◆ Set exercise
In this exercise, reproduce all the entries that follow exactly.

◆ Data for the task
--------------------------------
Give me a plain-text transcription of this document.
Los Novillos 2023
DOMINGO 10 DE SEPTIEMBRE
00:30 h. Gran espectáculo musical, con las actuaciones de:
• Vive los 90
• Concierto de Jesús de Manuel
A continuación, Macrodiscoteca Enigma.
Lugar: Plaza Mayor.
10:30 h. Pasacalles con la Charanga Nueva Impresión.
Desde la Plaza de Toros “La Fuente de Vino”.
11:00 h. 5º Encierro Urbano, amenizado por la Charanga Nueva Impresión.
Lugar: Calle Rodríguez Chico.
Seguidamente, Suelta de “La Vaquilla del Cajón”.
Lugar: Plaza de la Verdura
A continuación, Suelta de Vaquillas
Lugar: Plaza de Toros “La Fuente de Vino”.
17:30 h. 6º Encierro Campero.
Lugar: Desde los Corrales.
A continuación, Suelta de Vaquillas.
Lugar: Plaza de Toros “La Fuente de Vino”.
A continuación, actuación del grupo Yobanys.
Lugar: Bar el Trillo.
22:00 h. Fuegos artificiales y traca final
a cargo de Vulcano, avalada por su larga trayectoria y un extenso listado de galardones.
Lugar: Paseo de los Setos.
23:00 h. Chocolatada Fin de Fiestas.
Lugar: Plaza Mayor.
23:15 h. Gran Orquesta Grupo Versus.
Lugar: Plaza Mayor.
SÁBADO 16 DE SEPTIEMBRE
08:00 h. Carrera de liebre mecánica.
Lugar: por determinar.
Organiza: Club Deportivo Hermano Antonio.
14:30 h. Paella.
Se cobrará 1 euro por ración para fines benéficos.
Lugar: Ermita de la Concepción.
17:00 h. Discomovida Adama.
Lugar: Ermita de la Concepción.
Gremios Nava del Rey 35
--------------------------------
◆ Task output
Give me a plain-text transcription of this document.
Los Novillos 2023
DOMINGO 10 DE SEPTIEMBRE
00:30 h. Gran espectáculo musical, con las actuaciones de:
• Vive los 90
• Concierto de Jesús de Manuel
A continuación, Macrodiscoteca Enigma.
Lugar: Plaza Mayor.
10:30 h. Pasacalles con la Charanga Nueva Impresión.
Desde la Plaza de Toros “La Fuente de Vino”.
11:00 h. 5º Encierro Urbano, amenizado por la Charanga Nueva Impresión.
Lugar: Calle Rodríguez Chico.
Seguidamente, Suelta de “La Vaquilla del Cajón”.
Lugar: Plaza de la Verdura
A continuación, Suelta de Vaquillas
Lugar: Plaza de Toros “La Fuente de Vino”.
17:30 h. 6º Encierro Campero.
Lugar: Desde los Corrales.
A continuación, Suelta de Vaquillas.
Lugar: Plaza de Toros “La Fuente de Vino”.
A continuación, actuación del grupo Yobanys.
Lugar: Bar el Trillo.
22:00 h. Fuegos artificiales y traca final
a cargo de Vulcano, avalada por su larga trayectoria y un extenso listado de galardones.
Lugar: Paseo de los Setos.
23:00 h. Chocolatada Fin de Fiestas.
Lugar: Plaza Mayor.
23:15 h. Gran Orquesta Grupo Versus.
Lugar: Plaza Mayor.
SÁBADO 16 DE SEPTIEMBRE
08:00 h. Carrera de liebre mecánica.
Lugar: por determinar.
Organiza: Club Deportivo Hermano Antonio.
14:30 h. Paella.
Se cobrará 1 euro por ración para fines benéficos.
Lugar: Ermita de la Concepción.
17:00 h. Discomovida Adama.
Lugar: Ermita de la Concepción.
Gremios Nava del Rey 35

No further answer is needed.